Please give the listing again, word for word, with nothing left out.

# # # # # # #

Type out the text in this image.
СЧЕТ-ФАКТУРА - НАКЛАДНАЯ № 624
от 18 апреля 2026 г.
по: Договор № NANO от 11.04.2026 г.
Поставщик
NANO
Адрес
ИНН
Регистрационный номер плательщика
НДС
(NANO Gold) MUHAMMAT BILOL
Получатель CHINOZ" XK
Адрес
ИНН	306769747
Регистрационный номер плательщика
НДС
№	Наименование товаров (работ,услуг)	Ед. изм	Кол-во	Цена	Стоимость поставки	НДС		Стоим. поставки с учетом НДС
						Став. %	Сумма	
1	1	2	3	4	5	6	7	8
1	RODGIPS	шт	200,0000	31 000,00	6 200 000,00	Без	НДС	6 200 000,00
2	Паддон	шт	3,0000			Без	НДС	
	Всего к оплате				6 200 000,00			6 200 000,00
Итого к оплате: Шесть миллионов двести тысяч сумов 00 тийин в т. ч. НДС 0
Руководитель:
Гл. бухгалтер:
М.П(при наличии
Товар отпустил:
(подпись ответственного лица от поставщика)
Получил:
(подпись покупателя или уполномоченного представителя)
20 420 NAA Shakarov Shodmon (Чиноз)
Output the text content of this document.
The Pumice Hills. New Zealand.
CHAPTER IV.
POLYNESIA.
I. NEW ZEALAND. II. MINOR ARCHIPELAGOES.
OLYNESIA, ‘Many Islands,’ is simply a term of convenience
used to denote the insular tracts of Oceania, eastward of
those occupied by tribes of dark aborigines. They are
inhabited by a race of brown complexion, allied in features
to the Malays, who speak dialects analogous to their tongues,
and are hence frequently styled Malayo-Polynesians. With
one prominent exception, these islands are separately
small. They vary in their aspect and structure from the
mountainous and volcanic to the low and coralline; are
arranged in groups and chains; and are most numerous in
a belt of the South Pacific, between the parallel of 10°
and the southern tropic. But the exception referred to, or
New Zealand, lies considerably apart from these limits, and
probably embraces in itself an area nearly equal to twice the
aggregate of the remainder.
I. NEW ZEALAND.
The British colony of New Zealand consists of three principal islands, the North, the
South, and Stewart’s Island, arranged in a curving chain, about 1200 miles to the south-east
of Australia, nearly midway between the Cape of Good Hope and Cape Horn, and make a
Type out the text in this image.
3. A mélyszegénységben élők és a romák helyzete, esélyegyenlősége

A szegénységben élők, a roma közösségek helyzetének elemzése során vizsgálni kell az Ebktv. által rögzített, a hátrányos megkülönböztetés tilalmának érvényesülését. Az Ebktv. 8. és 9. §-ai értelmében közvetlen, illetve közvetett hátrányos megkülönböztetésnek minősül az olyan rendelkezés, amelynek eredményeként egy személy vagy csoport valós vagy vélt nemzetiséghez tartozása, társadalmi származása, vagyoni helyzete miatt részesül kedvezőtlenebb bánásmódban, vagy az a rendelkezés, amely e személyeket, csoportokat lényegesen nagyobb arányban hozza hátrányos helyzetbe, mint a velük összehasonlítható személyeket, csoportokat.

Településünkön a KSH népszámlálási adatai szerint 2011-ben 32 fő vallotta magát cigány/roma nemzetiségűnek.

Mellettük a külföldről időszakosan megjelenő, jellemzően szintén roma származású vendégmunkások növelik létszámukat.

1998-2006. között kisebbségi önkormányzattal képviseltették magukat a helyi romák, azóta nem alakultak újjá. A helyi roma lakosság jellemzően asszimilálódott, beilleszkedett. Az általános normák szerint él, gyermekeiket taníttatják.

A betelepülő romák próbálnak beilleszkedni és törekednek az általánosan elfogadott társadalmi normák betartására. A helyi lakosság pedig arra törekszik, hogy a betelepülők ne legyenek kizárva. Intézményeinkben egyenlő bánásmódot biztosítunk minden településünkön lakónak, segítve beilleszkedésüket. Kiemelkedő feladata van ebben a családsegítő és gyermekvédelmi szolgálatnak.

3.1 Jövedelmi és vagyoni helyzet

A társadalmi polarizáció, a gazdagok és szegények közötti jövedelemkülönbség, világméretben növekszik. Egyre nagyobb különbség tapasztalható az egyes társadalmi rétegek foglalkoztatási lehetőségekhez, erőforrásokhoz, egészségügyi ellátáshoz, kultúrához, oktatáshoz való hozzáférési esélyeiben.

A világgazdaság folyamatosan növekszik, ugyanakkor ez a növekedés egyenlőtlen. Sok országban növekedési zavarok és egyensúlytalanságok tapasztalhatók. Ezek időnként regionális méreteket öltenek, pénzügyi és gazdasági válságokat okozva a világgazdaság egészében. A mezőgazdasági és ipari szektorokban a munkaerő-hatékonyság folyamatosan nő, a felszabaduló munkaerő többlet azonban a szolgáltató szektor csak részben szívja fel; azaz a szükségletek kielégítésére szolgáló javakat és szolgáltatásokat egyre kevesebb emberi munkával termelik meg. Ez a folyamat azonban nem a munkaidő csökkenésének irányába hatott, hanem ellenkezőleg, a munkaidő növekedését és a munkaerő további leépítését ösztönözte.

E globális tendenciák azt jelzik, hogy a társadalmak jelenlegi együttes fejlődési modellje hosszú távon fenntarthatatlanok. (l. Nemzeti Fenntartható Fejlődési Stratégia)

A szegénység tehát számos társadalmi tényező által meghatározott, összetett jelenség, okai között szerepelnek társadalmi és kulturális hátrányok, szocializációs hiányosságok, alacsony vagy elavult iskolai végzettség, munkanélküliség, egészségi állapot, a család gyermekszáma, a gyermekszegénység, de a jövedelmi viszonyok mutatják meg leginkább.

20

# # # # # # #

§ **Solution to this task**:
Type out the text in this image.
СЧЕТ-ФАКТУРА - НАКЛАДНАЯ № 624
от 18 апреля 2026 г.
по: Договор № NANO от 11.04.2026 г.
Поставщик
NANO
Адрес
ИНН
Регистрационный номер плательщика
НДС
(NANO Gold) MUHAMMAT BILOL
Получатель CHINOZ" XK
Адрес
ИНН	306769747
Регистрационный номер плательщика
НДС
№	Наименование товаров (работ,услуг)	Ед. изм	Кол-во	Цена	Стоимость поставки	НДС		Стоим. поставки с учетом НДС
						Став. %	Сумма	
1	1	2	3	4	5	6	7	8
1	RODGIPS	шт	200,0000	31 000,00	6 200 000,00	Без	НДС	6 200 000,00
2	Паддон	шт	3,0000			Без	НДС	
	Всего к оплате				6 200 000,00			6 200 000,00
Итого к оплате: Шесть миллионов двести тысяч сумов 00 тийин в т. ч. НДС 0
Руководитель:
Гл. бухгалтер:
М.П(при наличии
Товар отпустил:
(подпись ответственного лица от поставщика)
Получил:
(подпись покупателя или уполномоченного представителя)
20 420 NAA Shakarov Shodmon (Чиноз)
Output the text content of this document.
The Pumice Hills. New Zealand.
CHAPTER IV.
POLYNESIA.
I. NEW ZEALAND. II. MINOR ARCHIPELAGOES.
OLYNESIA, ‘Many Islands,’ is simply a term of convenience
used to denote the insular tracts of Oceania, eastward of
those occupied by tribes of dark aborigines. They are
inhabited by a race of brown complexion, allied in features
to the Malays, who speak dialects analogous to their tongues,
and are hence frequently styled Malayo-Polynesians. With
one prominent exception, these islands are separately
small. They vary in their aspect and structure from the
mountainous and volcanic to the low and coralline; are
arranged in groups and chains; and are most numerous in
a belt of the South Pacific, between the parallel of 10°
and the southern tropic. But the exception referred to, or
New Zealand, lies considerably apart from these limits, and
probably embraces in itself an area nearly equal to twice the
aggregate of the remainder.
I. NEW ZEALAND.
The British colony of New Zealand consists of three principal islands, the North, the
South, and Stewart’s Island, arranged in a curving chain, about 1200 miles to the south-east
of Australia, nearly midway between the Cape of Good Hope and Cape Horn, and make a
Type out the text in this image.
3. A mélyszegénységben élők és a romák helyzete, esélyegyenlősége

A szegénységben élők, a roma közösségek helyzetének elemzése során vizsgálni kell az Ebktv. által rögzített, a hátrányos megkülönböztetés tilalmának érvényesülését. Az Ebktv. 8. és 9. §-ai értelmében közvetlen, illetve közvetett hátrányos megkülönböztetésnek minősül az olyan rendelkezés, amelynek eredményeként egy személy vagy csoport valós vagy vélt nemzetiséghez tartozása, társadalmi származása, vagyoni helyzete miatt részesül kedvezőtlenebb bánásmódban, vagy az a rendelkezés, amely e személyeket, csoportokat lényegesen nagyobb arányban hozza hátrányos helyzetbe, mint a velük összehasonlítható személyeket, csoportokat.

Településünkön a KSH népszámlálási adatai szerint 2011-ben 32 fő vallotta magát cigány/roma nemzetiségűnek.

Mellettük a külföldről időszakosan megjelenő, jellemzően szintén roma származású vendégmunkások növelik létszámukat.

1998-2006. között kisebbségi önkormányzattal képviseltették magukat a helyi romák, azóta nem alakultak újjá. A helyi roma lakosság jellemzően asszimilálódott, beilleszkedett. Az általános normák szerint él, gyermekeiket taníttatják.

A betelepülő romák próbálnak beilleszkedni és törekednek az általánosan elfogadott társadalmi normák betartására. A helyi lakosság pedig arra törekszik, hogy a betelepülők ne legyenek kizárva. Intézményeinkben egyenlő bánásmódot biztosítunk minden településünkön lakónak, segítve beilleszkedésüket. Kiemelkedő feladata van ebben a családsegítő és gyermekvédelmi szolgálatnak.

3.1 Jövedelmi és vagyoni helyzet

A társadalmi polarizáció, a gazdagok és szegények közötti jövedelemkülönbség, világméretben növekszik. Egyre nagyobb különbség tapasztalható az egyes társadalmi rétegek foglalkoztatási lehetőségekhez, erőforrásokhoz, egészségügyi ellátáshoz, kultúrához, oktatáshoz való hozzáférési esélyeiben.

A világgazdaság folyamatosan növekszik, ugyanakkor ez a növekedés egyenlőtlen. Sok országban növekedési zavarok és egyensúlytalanságok tapasztalhatók. Ezek időnként regionális méreteket öltenek, pénzügyi és gazdasági válságokat okozva a világgazdaság egészében. A mezőgazdasági és ipari szektorokban a munkaerő-hatékonyság folyamatosan nő, a felszabaduló munkaerő többlet azonban a szolgáltató szektor csak részben szívja fel; azaz a szükségletek kielégítésére szolgáló javakat és szolgáltatásokat egyre kevesebb emberi munkával termelik meg. Ez a folyamat azonban nem a munkaidő csökkenésének irányába hatott, hanem ellenkezőleg, a munkaidő növekedését és a munkaerő további leépítését ösztönözte.

E globális tendenciák azt jelzik, hogy a társadalmak jelenlegi együttes fejlődési modellje hosszú távon fenntarthatatlanok. (l. Nemzeti Fenntartható Fejlődési Stratégia)

A szegénység tehát számos társadalmi tényező által meghatározott, összetett jelenség, okai között szerepelnek társadalmi és kulturális hátrányok, szocializációs hiányosságok, alacsony vagy elavult iskolai végzettség, munkanélküliség, egészségi állapot, a család gyermekszáma, a gyermekszegénység, de a jövedelmi viszonyok mutatják meg leginkább.

20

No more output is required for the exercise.